** Extracted information **
——

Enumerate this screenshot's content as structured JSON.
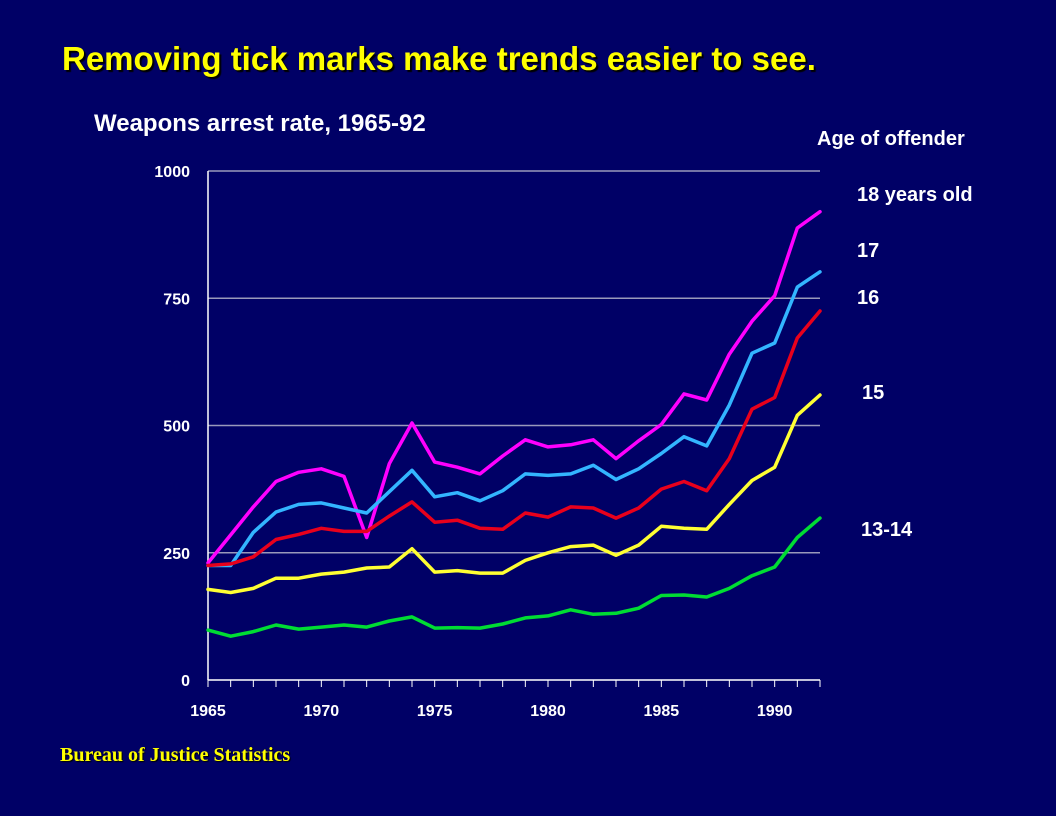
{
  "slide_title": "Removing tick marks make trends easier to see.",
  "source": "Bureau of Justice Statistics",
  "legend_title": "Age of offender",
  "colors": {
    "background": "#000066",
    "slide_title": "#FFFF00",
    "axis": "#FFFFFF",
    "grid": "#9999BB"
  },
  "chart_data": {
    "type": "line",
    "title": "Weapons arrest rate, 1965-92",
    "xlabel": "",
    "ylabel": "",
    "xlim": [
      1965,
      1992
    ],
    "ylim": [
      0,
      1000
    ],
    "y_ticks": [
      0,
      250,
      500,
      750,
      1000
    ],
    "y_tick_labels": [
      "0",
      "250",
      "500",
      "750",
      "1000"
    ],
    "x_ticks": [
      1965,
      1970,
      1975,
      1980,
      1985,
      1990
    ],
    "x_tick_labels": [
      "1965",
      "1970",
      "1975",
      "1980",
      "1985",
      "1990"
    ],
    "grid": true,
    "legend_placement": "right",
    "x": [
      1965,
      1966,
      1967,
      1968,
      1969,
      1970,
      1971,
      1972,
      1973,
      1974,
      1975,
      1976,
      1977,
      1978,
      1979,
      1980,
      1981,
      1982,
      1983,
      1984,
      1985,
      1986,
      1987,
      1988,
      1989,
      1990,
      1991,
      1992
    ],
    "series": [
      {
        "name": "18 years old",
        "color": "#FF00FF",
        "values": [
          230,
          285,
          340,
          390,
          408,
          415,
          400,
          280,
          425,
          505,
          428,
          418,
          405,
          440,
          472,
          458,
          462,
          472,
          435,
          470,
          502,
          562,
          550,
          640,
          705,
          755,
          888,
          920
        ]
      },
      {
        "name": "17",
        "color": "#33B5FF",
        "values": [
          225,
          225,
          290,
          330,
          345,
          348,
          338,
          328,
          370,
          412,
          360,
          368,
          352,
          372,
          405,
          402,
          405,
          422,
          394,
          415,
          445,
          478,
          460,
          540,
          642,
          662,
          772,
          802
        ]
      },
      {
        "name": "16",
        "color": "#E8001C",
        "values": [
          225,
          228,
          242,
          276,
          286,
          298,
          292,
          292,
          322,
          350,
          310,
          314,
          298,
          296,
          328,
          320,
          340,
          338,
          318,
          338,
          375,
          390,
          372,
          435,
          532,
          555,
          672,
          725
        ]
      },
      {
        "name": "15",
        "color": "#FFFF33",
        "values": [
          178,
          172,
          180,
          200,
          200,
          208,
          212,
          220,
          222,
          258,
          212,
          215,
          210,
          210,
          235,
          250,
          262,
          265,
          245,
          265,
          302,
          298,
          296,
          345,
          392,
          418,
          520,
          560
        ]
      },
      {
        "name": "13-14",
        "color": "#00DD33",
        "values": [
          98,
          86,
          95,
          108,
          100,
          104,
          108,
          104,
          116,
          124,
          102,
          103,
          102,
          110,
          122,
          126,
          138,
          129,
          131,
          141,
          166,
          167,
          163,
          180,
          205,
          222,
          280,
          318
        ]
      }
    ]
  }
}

——

** Requirements **
Your task is to reproduce all of the material exactly. The pictures stay out.

** The answer **
Enumerate this screenshot's content as structured JSON.
{
  "slide_title": "Removing tick marks make trends easier to see.",
  "source": "Bureau of Justice Statistics",
  "legend_title": "Age of offender",
  "colors": {
    "background": "#000066",
    "slide_title": "#FFFF00",
    "axis": "#FFFFFF",
    "grid": "#9999BB"
  },
  "chart_data": {
    "type": "line",
    "title": "Weapons arrest rate, 1965-92",
    "xlabel": "",
    "ylabel": "",
    "xlim": [
      1965,
      1992
    ],
    "ylim": [
      0,
      1000
    ],
    "y_ticks": [
      0,
      250,
      500,
      750,
      1000
    ],
    "y_tick_labels": [
      "0",
      "250",
      "500",
      "750",
      "1000"
    ],
    "x_ticks": [
      1965,
      1970,
      1975,
      1980,
      1985,
      1990
    ],
    "x_tick_labels": [
      "1965",
      "1970",
      "1975",
      "1980",
      "1985",
      "1990"
    ],
    "grid": true,
    "legend_placement": "right",
    "x": [
      1965,
      1966,
      1967,
      1968,
      1969,
      1970,
      1971,
      1972,
      1973,
      1974,
      1975,
      1976,
      1977,
      1978,
      1979,
      1980,
      1981,
      1982,
      1983,
      1984,
      1985,
      1986,
      1987,
      1988,
      1989,
      1990,
      1991,
      1992
    ],
    "series": [
      {
        "name": "18 years old",
        "color": "#FF00FF",
        "values": [
          230,
          285,
          340,
          390,
          408,
          415,
          400,
          280,
          425,
          505,
          428,
          418,
          405,
          440,
          472,
          458,
          462,
          472,
          435,
          470,
          502,
          562,
          550,
          640,
          705,
          755,
          888,
          920
        ]
      },
      {
        "name": "17",
        "color": "#33B5FF",
        "values": [
          225,
          225,
          290,
          330,
          345,
          348,
          338,
          328,
          370,
          412,
          360,
          368,
          352,
          372,
          405,
          402,
          405,
          422,
          394,
          415,
          445,
          478,
          460,
          540,
          642,
          662,
          772,
          802
        ]
      },
      {
        "name": "16",
        "color": "#E8001C",
        "values": [
          225,
          228,
          242,
          276,
          286,
          298,
          292,
          292,
          322,
          350,
          310,
          314,
          298,
          296,
          328,
          320,
          340,
          338,
          318,
          338,
          375,
          390,
          372,
          435,
          532,
          555,
          672,
          725
        ]
      },
      {
        "name": "15",
        "color": "#FFFF33",
        "values": [
          178,
          172,
          180,
          200,
          200,
          208,
          212,
          220,
          222,
          258,
          212,
          215,
          210,
          210,
          235,
          250,
          262,
          265,
          245,
          265,
          302,
          298,
          296,
          345,
          392,
          418,
          520,
          560
        ]
      },
      {
        "name": "13-14",
        "color": "#00DD33",
        "values": [
          98,
          86,
          95,
          108,
          100,
          104,
          108,
          104,
          116,
          124,
          102,
          103,
          102,
          110,
          122,
          126,
          138,
          129,
          131,
          141,
          166,
          167,
          163,
          180,
          205,
          222,
          280,
          318
        ]
      }
    ]
  }
}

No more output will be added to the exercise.